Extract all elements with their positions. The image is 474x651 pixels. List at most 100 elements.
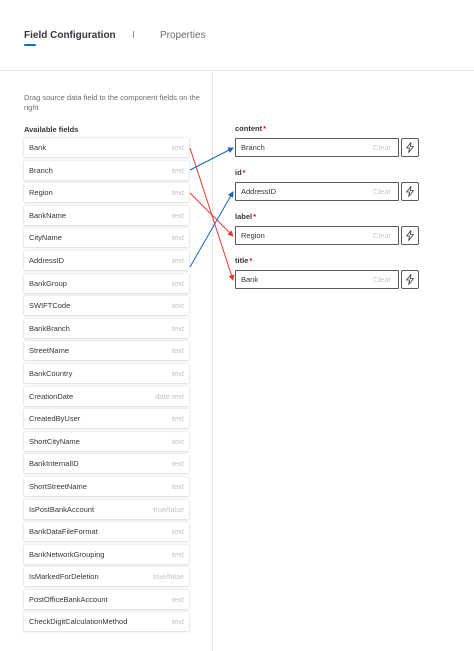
field-type: text bbox=[171, 165, 184, 175]
target-label: title* bbox=[235, 256, 253, 265]
field-type: text bbox=[171, 301, 184, 311]
target-field-content: content* Branch Clear bbox=[235, 124, 425, 157]
field-type: text bbox=[171, 233, 184, 243]
field-name: IsPostBankAccount bbox=[29, 504, 95, 514]
field-type: text bbox=[171, 549, 184, 559]
field-type: text bbox=[171, 346, 184, 356]
target-field-title: title* Bank Clear bbox=[235, 256, 425, 289]
clear-button[interactable]: Clear bbox=[373, 231, 391, 240]
field-item-postofficebankaccount[interactable]: PostOfficeBankAccount text bbox=[24, 589, 189, 609]
tab-bar: Field Configuration Properties bbox=[0, 0, 474, 71]
field-name: BankNetworkGrouping bbox=[29, 549, 105, 559]
field-item-branch[interactable]: Branch text bbox=[24, 160, 189, 180]
drag-instructions: Drag source data field to the component … bbox=[24, 93, 200, 112]
field-name: CityName bbox=[29, 233, 62, 243]
field-name: BankGroup bbox=[29, 278, 67, 288]
field-item-swiftcode[interactable]: SWIFTCode text bbox=[24, 296, 189, 316]
field-name: StreetName bbox=[29, 346, 70, 356]
required-marker: * bbox=[242, 168, 246, 177]
field-item-checkdigitcalculationmethod[interactable]: CheckDigitCalculationMethod text bbox=[24, 612, 189, 632]
field-type: true/false bbox=[153, 504, 184, 514]
clear-button[interactable]: Clear bbox=[373, 187, 391, 196]
available-fields-list: Bank text Branch text Region text BankName text… bbox=[24, 138, 189, 635]
label-drop-input[interactable]: Region Clear bbox=[235, 226, 399, 245]
field-name: Branch bbox=[29, 165, 53, 175]
lightning-bolt-icon bbox=[406, 274, 414, 285]
field-item-addressid[interactable]: AddressID text bbox=[24, 250, 189, 270]
active-tab-indicator bbox=[24, 44, 36, 46]
field-name: IsMarkedForDeletion bbox=[29, 572, 99, 582]
available-fields-heading: Available fields bbox=[24, 125, 79, 134]
content-action-button[interactable] bbox=[401, 138, 419, 157]
lightning-bolt-icon bbox=[406, 186, 414, 197]
field-type: text bbox=[171, 210, 184, 220]
field-item-streetname[interactable]: StreetName text bbox=[24, 341, 189, 361]
target-label: label* bbox=[235, 212, 257, 221]
field-type: date text bbox=[155, 391, 184, 401]
field-type: text bbox=[171, 323, 184, 333]
tab-field-configuration-label: Field Configuration bbox=[24, 30, 116, 41]
field-type: text bbox=[171, 527, 184, 537]
field-item-createdbyuser[interactable]: CreatedByUser text bbox=[24, 409, 189, 429]
id-action-button[interactable] bbox=[401, 182, 419, 201]
field-item-bankname[interactable]: BankName text bbox=[24, 205, 189, 225]
clear-button[interactable]: Clear bbox=[373, 143, 391, 152]
lightning-bolt-icon bbox=[406, 230, 414, 241]
field-type: true/false bbox=[153, 572, 184, 582]
field-name: SWIFTCode bbox=[29, 301, 71, 311]
field-type: text bbox=[171, 594, 184, 604]
field-name: BankCountry bbox=[29, 368, 73, 378]
field-item-banknetworkgrouping[interactable]: BankNetworkGrouping text bbox=[24, 544, 189, 564]
lightning-bolt-icon bbox=[406, 142, 414, 153]
target-field-id: id* AddressID Clear bbox=[235, 168, 425, 201]
field-type: text bbox=[171, 414, 184, 424]
required-marker: * bbox=[253, 212, 257, 221]
field-type: text bbox=[171, 617, 184, 627]
content-drop-input[interactable]: Branch Clear bbox=[235, 138, 399, 157]
tab-properties[interactable]: Properties bbox=[160, 30, 206, 41]
field-item-bankdatafileformat[interactable]: BankDataFileFormat text bbox=[24, 522, 189, 542]
field-item-region[interactable]: Region text bbox=[24, 183, 189, 203]
field-item-creationdate[interactable]: CreationDate date text bbox=[24, 386, 189, 406]
field-type: text bbox=[171, 143, 184, 152]
target-value: Bank bbox=[241, 275, 259, 284]
field-type: text bbox=[171, 188, 184, 198]
field-name: BankBranch bbox=[29, 323, 70, 333]
field-type: text bbox=[171, 278, 184, 288]
target-field-label: label* Region Clear bbox=[235, 212, 425, 245]
target-value: AddressID bbox=[241, 187, 277, 196]
field-type: text bbox=[171, 368, 184, 378]
field-type: text bbox=[171, 459, 184, 469]
field-name: Bank bbox=[29, 143, 47, 152]
field-type: text bbox=[171, 436, 184, 446]
field-item-ismarkedfordeletion[interactable]: IsMarkedForDeletion true/false bbox=[24, 567, 189, 587]
field-item-bankcountry[interactable]: BankCountry text bbox=[24, 363, 189, 383]
id-drop-input[interactable]: AddressID Clear bbox=[235, 182, 399, 201]
clear-button[interactable]: Clear bbox=[373, 275, 391, 284]
field-name: ShortStreetName bbox=[29, 481, 87, 491]
field-item-bankbranch[interactable]: BankBranch text bbox=[24, 318, 189, 338]
field-name: BankInternalID bbox=[29, 459, 79, 469]
field-item-shortstreetname[interactable]: ShortStreetName text bbox=[24, 476, 189, 496]
field-name: Region bbox=[29, 188, 53, 198]
tab-properties-label: Properties bbox=[160, 30, 206, 41]
target-value: Region bbox=[241, 231, 265, 240]
field-item-bank[interactable]: Bank text bbox=[24, 138, 189, 157]
field-name: AddressID bbox=[29, 255, 65, 265]
field-item-bankinternalid[interactable]: BankInternalID text bbox=[24, 454, 189, 474]
required-marker: * bbox=[249, 256, 253, 265]
label-action-button[interactable] bbox=[401, 226, 419, 245]
field-name: CheckDigitCalculationMethod bbox=[29, 617, 128, 627]
title-drop-input[interactable]: Bank Clear bbox=[235, 270, 399, 289]
field-item-shortcityname[interactable]: ShortCityName text bbox=[24, 431, 189, 451]
title-action-button[interactable] bbox=[401, 270, 419, 289]
field-item-cityname[interactable]: CityName text bbox=[24, 228, 189, 248]
field-name: ShortCityName bbox=[29, 436, 80, 446]
tab-field-configuration[interactable]: Field Configuration bbox=[24, 30, 116, 46]
field-item-ispostbankaccount[interactable]: IsPostBankAccount true/false bbox=[24, 499, 189, 519]
tab-separator bbox=[133, 31, 134, 38]
target-label: id* bbox=[235, 168, 246, 177]
required-marker: * bbox=[263, 124, 267, 133]
field-type: text bbox=[171, 481, 184, 491]
field-item-bankgroup[interactable]: BankGroup text bbox=[24, 273, 189, 293]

-------------------------

EXERCISE DETAILS: Convert every line of the data above into a JSON list of strings, one string per line, skipping blank lines. Leave the pictures out.

SOLUTION TO THE PROBLEM:
[
  "Extract all elements with their positions. The image is 474x651 pixels. List at most 100 elements.",
  "field-type: text bbox=[171, 165, 184, 175]",
  "target-label: title* bbox=[235, 256, 253, 265]",
  "field-type: text bbox=[171, 301, 184, 311]",
  "target-field-content: content* Branch Clear bbox=[235, 124, 425, 157]",
  "field-type: text bbox=[171, 233, 184, 243]",
  "field-name: IsPostBankAccount bbox=[29, 504, 95, 514]",
  "field-type: text bbox=[171, 549, 184, 559]",
  "field-type: text bbox=[171, 346, 184, 356]",
  "target-field-title: title* Bank Clear bbox=[235, 256, 425, 289]",
  "clear-button[interactable]: Clear bbox=[373, 231, 391, 240]",
  "field-item-postofficebankaccount[interactable]: PostOfficeBankAccount text bbox=[24, 589, 189, 609]",
  "tab-bar: Field Configuration Properties bbox=[0, 0, 474, 71]",
  "field-name: BankNetworkGrouping bbox=[29, 549, 105, 559]",
  "field-item-branch[interactable]: Branch text bbox=[24, 160, 189, 180]",
  "drag-instructions: Drag source data field to the component … bbox=[24, 93, 200, 112]",
  "field-name: CityName bbox=[29, 233, 62, 243]",
  "field-name: BankGroup bbox=[29, 278, 67, 288]",
  "field-item-swiftcode[interactable]: SWIFTCode text bbox=[24, 296, 189, 316]",
  "field-name: StreetName bbox=[29, 346, 70, 356]",
  "required-marker: * bbox=[242, 168, 246, 177]",
  "field-item-checkdigitcalculationmethod[interactable]: CheckDigitCalculationMethod text bbox=[24, 612, 189, 632]",
  "field-type: true/false bbox=[153, 504, 184, 514]",
  "clear-button[interactable]: Clear bbox=[373, 187, 391, 196]",
  "available-fields-list: Bank text Branch text Region text BankName text… bbox=[24, 138, 189, 635]",
  "label-drop-input[interactable]: Region Clear bbox=[235, 226, 399, 245]",
  "field-name: Branch bbox=[29, 165, 53, 175]",
  "lightning-bolt-icon bbox=[406, 274, 414, 285]",
  "field-item-addressid[interactable]: AddressID text bbox=[24, 250, 189, 270]",
  "active-tab-indicator bbox=[24, 44, 36, 46]",
  "field-name: IsMarkedForDeletion bbox=[29, 572, 99, 582]",
  "available-fields-heading: Available fields bbox=[24, 125, 79, 134]",
  "content-action-button[interactable] bbox=[401, 138, 419, 157]",
  "lightning-bolt-icon bbox=[406, 186, 414, 197]",
  "field-type: text bbox=[171, 210, 184, 220]",
  "field-item-streetname[interactable]: StreetName text bbox=[24, 341, 189, 361]",
  "target-label: label* bbox=[235, 212, 257, 221]",
  "field-type: date text bbox=[155, 391, 184, 401]",
  "field-type: text bbox=[171, 323, 184, 333]",
  "tab-field-configuration-label: Field Configuration bbox=[24, 30, 116, 41]",
  "field-type: text bbox=[171, 527, 184, 537]",
  "field-item-createdbyuser[interactable]: CreatedByUser text bbox=[24, 409, 189, 429]",
  "id-action-button[interactable] bbox=[401, 182, 419, 201]",
  "field-item-bankname[interactable]: BankName text bbox=[24, 205, 189, 225]",
  "clear-button[interactable]: Clear bbox=[373, 143, 391, 152]",
  "lightning-bolt-icon bbox=[406, 230, 414, 241]",
  "field-type: true/false bbox=[153, 572, 184, 582]",
  "field-name: SWIFTCode bbox=[29, 301, 71, 311]",
  "field-type: text bbox=[171, 594, 184, 604]",
  "field-name: BankCountry bbox=[29, 368, 73, 378]",
  "field-item-banknetworkgrouping[interactable]: BankNetworkGrouping text bbox=[24, 544, 189, 564]",
  "lightning-bolt-icon bbox=[406, 142, 414, 153]",
  "target-field-id: id* AddressID Clear bbox=[235, 168, 425, 201]",
  "field-type: text bbox=[171, 414, 184, 424]",
  "required-marker: * bbox=[253, 212, 257, 221]",
  "field-type: text bbox=[171, 617, 184, 627]",
  "content-drop-input[interactable]: Branch Clear bbox=[235, 138, 399, 157]",
  "tab-properties[interactable]: Properties bbox=[160, 30, 206, 41]",
  "field-item-bankdatafileformat[interactable]: BankDataFileFormat text bbox=[24, 522, 189, 542]",
  "field-item-region[interactable]: Region text bbox=[24, 183, 189, 203]",
  "field-item-creationdate[interactable]: CreationDate date text bbox=[24, 386, 189, 406]",
  "field-type: text bbox=[171, 143, 184, 152]",
  "target-value: Bank bbox=[241, 275, 259, 284]",
  "field-type: text bbox=[171, 188, 184, 198]",
  "field-name: BankBranch bbox=[29, 323, 70, 333]",
  "field-type: text bbox=[171, 278, 184, 288]",
  "target-field-label: label* Region Clear bbox=[235, 212, 425, 245]",
  "target-value: AddressID bbox=[241, 187, 277, 196]",
  "field-type: text bbox=[171, 368, 184, 378]",
  "field-type: text bbox=[171, 459, 184, 469]",
  "field-name: Bank bbox=[29, 143, 47, 152]",
  "field-type: text bbox=[171, 436, 184, 446]",
  "field-item-ismarkedfordeletion[interactable]: IsMarkedForDeletion true/false bbox=[24, 567, 189, 587]",
  "field-item-bankcountry[interactable]: BankCountry text bbox=[24, 363, 189, 383]",
  "id-drop-input[interactable]: AddressID Clear bbox=[235, 182, 399, 201]",
  "clear-button[interactable]: Clear bbox=[373, 275, 391, 284]",
  "field-name: ShortStreetName bbox=[29, 481, 87, 491]",
  "field-item-bankbranch[interactable]: BankBranch text bbox=[24, 318, 189, 338]",
  "field-name: BankInternalID bbox=[29, 459, 79, 469]",
  "field-item-shortstreetname[interactable]: ShortStreetName text bbox=[24, 476, 189, 496]",
  "field-name: Region bbox=[29, 188, 53, 198]",
  "tab-properties-label: Properties bbox=[160, 30, 206, 41]",
  "target-value: Region bbox=[241, 231, 265, 240]",
  "field-item-bank[interactable]: Bank text bbox=[24, 138, 189, 157]",
  "field-name: AddressID bbox=[29, 255, 65, 265]",
  "field-item-bankinternalid[interactable]: BankInternalID text bbox=[24, 454, 189, 474]",
  "required-marker: * bbox=[249, 256, 253, 265]",
  "label-action-button[interactable] bbox=[401, 226, 419, 245]",
  "field-name: CheckDigitCalculationMethod bbox=[29, 617, 128, 627]",
  "title-drop-input[interactable]: Bank Clear bbox=[235, 270, 399, 289]",
  "field-item-shortcityname[interactable]: ShortCityName text bbox=[24, 431, 189, 451]",
  "title-action-button[interactable] bbox=[401, 270, 419, 289]",
  "field-item-cityname[interactable]: CityName text bbox=[24, 228, 189, 248]",
  "field-name: ShortCityName bbox=[29, 436, 80, 446]",
  "tab-field-configuration[interactable]: Field Configuration bbox=[24, 30, 116, 46]",
  "field-item-ispostbankaccount[interactable]: IsPostBankAccount true/false bbox=[24, 499, 189, 519]",
  "tab-separator bbox=[133, 31, 134, 38]",
  "target-label: id* bbox=[235, 168, 246, 177]",
  "required-marker: * bbox=[263, 124, 267, 133]",
  "field-type: text bbox=[171, 481, 184, 491]",
  "field-item-bankgroup[interactable]: BankGroup text bbox=[24, 273, 189, 293]"
]